[BEGIN]

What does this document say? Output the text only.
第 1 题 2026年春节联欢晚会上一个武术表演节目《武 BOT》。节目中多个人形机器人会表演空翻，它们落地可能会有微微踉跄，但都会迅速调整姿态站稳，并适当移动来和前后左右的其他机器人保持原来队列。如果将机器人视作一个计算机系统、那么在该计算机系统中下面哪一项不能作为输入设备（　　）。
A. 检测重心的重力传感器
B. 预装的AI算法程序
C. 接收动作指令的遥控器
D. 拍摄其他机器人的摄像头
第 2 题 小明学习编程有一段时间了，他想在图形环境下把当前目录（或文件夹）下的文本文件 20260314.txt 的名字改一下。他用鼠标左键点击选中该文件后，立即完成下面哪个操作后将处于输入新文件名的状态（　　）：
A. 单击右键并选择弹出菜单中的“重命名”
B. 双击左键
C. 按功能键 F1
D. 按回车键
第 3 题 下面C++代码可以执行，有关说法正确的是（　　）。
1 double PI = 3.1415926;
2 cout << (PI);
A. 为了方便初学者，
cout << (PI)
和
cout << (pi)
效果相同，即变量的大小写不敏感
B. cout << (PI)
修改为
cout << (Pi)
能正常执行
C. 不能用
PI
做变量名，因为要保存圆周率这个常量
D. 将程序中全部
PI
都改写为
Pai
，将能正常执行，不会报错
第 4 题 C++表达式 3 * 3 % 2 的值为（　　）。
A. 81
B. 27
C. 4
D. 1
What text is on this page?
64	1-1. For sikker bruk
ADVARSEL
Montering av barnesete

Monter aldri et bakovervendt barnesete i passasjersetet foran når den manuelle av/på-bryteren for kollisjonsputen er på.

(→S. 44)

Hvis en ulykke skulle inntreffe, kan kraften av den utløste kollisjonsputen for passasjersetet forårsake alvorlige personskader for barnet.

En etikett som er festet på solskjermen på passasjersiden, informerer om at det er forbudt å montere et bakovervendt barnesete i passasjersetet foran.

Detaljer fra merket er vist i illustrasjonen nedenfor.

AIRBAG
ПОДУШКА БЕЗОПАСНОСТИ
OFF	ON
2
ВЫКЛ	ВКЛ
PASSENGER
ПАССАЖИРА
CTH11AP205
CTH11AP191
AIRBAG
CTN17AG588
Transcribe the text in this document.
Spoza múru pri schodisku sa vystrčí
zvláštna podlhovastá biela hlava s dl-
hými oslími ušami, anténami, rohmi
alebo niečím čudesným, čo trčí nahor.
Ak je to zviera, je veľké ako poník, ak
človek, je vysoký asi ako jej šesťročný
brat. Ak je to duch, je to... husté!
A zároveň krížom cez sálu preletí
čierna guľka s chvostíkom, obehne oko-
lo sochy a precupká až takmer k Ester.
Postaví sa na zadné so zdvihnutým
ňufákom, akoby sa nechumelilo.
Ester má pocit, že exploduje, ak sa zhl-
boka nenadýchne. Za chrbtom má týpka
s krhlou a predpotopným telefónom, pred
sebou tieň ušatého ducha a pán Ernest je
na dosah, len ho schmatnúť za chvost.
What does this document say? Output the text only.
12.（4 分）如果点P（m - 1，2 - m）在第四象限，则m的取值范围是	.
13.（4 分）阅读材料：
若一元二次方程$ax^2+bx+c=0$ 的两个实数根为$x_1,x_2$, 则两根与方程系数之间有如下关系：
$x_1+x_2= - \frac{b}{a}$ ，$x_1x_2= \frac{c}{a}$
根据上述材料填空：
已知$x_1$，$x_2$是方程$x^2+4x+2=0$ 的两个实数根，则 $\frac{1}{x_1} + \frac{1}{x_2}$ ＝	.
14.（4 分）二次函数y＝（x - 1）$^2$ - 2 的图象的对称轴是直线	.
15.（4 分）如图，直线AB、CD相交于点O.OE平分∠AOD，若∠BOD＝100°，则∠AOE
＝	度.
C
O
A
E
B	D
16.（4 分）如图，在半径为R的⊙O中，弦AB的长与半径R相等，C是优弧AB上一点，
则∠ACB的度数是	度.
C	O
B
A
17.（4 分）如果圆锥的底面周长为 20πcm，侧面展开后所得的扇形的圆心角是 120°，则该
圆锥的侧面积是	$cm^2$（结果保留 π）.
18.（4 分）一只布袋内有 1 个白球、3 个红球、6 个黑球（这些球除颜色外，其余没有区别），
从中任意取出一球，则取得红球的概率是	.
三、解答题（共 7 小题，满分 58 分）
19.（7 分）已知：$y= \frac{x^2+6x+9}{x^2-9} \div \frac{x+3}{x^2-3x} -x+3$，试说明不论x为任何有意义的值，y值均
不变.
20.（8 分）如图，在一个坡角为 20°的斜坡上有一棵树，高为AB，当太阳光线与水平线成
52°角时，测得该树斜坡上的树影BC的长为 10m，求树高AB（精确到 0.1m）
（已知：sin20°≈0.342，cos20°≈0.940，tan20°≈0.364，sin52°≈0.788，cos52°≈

[END]

**BRIEF:**
Set all of the entries down again, exactly as they were given.

**RESULT OF THIS EXERCISE:**
What does this document say? Output the text only.
第 1 题 2026年春节联欢晚会上一个武术表演节目《武 BOT》。节目中多个人形机器人会表演空翻，它们落地可能会有微微踉跄，但都会迅速调整姿态站稳，并适当移动来和前后左右的其他机器人保持原来队列。如果将机器人视作一个计算机系统、那么在该计算机系统中下面哪一项不能作为输入设备（　　）。
A. 检测重心的重力传感器
B. 预装的AI算法程序
C. 接收动作指令的遥控器
D. 拍摄其他机器人的摄像头
第 2 题 小明学习编程有一段时间了，他想在图形环境下把当前目录（或文件夹）下的文本文件 20260314.txt 的名字改一下。他用鼠标左键点击选中该文件后，立即完成下面哪个操作后将处于输入新文件名的状态（　　）：
A. 单击右键并选择弹出菜单中的“重命名”
B. 双击左键
C. 按功能键 F1
D. 按回车键
第 3 题 下面C++代码可以执行，有关说法正确的是（　　）。
1 double PI = 3.1415926;
2 cout << (PI);
A. 为了方便初学者，
cout << (PI)
和
cout << (pi)
效果相同，即变量的大小写不敏感
B. cout << (PI)
修改为
cout << (Pi)
能正常执行
C. 不能用
PI
做变量名，因为要保存圆周率这个常量
D. 将程序中全部
PI
都改写为
Pai
，将能正常执行，不会报错
第 4 题 C++表达式 3 * 3 % 2 的值为（　　）。
A. 81
B. 27
C. 4
D. 1
What text is on this page?
64	1-1. For sikker bruk
ADVARSEL
Montering av barnesete

Monter aldri et bakovervendt barnesete i passasjersetet foran når den manuelle av/på-bryteren for kollisjonsputen er på.

(→S. 44)

Hvis en ulykke skulle inntreffe, kan kraften av den utløste kollisjonsputen for passasjersetet forårsake alvorlige personskader for barnet.

En etikett som er festet på solskjermen på passasjersiden, informerer om at det er forbudt å montere et bakovervendt barnesete i passasjersetet foran.

Detaljer fra merket er vist i illustrasjonen nedenfor.

AIRBAG
ПОДУШКА БЕЗОПАСНОСТИ
OFF	ON
2
ВЫКЛ	ВКЛ
PASSENGER
ПАССАЖИРА
CTH11AP205
CTH11AP191
AIRBAG
CTN17AG588
Transcribe the text in this document.
Spoza múru pri schodisku sa vystrčí
zvláštna podlhovastá biela hlava s dl-
hými oslími ušami, anténami, rohmi
alebo niečím čudesným, čo trčí nahor.
Ak je to zviera, je veľké ako poník, ak
človek, je vysoký asi ako jej šesťročný
brat. Ak je to duch, je to... husté!
A zároveň krížom cez sálu preletí
čierna guľka s chvostíkom, obehne oko-
lo sochy a precupká až takmer k Ester.
Postaví sa na zadné so zdvihnutým
ňufákom, akoby sa nechumelilo.
Ester má pocit, že exploduje, ak sa zhl-
boka nenadýchne. Za chrbtom má týpka
s krhlou a predpotopným telefónom, pred
sebou tieň ušatého ducha a pán Ernest je
na dosah, len ho schmatnúť za chvost.
What does this document say? Output the text only.
12.（4 分）如果点P（m - 1，2 - m）在第四象限，则m的取值范围是	.
13.（4 分）阅读材料：
若一元二次方程$ax^2+bx+c=0$ 的两个实数根为$x_1,x_2$, 则两根与方程系数之间有如下关系：
$x_1+x_2= - \frac{b}{a}$ ，$x_1x_2= \frac{c}{a}$
根据上述材料填空：
已知$x_1$，$x_2$是方程$x^2+4x+2=0$ 的两个实数根，则 $\frac{1}{x_1} + \frac{1}{x_2}$ ＝	.
14.（4 分）二次函数y＝（x - 1）$^2$ - 2 的图象的对称轴是直线	.
15.（4 分）如图，直线AB、CD相交于点O.OE平分∠AOD，若∠BOD＝100°，则∠AOE
＝	度.
C
O
A
E
B	D
16.（4 分）如图，在半径为R的⊙O中，弦AB的长与半径R相等，C是优弧AB上一点，
则∠ACB的度数是	度.
C	O
B
A
17.（4 分）如果圆锥的底面周长为 20πcm，侧面展开后所得的扇形的圆心角是 120°，则该
圆锥的侧面积是	$cm^2$（结果保留 π）.
18.（4 分）一只布袋内有 1 个白球、3 个红球、6 个黑球（这些球除颜色外，其余没有区别），
从中任意取出一球，则取得红球的概率是	.
三、解答题（共 7 小题，满分 58 分）
19.（7 分）已知：$y= \frac{x^2+6x+9}{x^2-9} \div \frac{x+3}{x^2-3x} -x+3$，试说明不论x为任何有意义的值，y值均
不变.
20.（8 分）如图，在一个坡角为 20°的斜坡上有一棵树，高为AB，当太阳光线与水平线成
52°角时，测得该树斜坡上的树影BC的长为 10m，求树高AB（精确到 0.1m）
（已知：sin20°≈0.342，cos20°≈0.940，tan20°≈0.364，sin52°≈0.788，cos52°≈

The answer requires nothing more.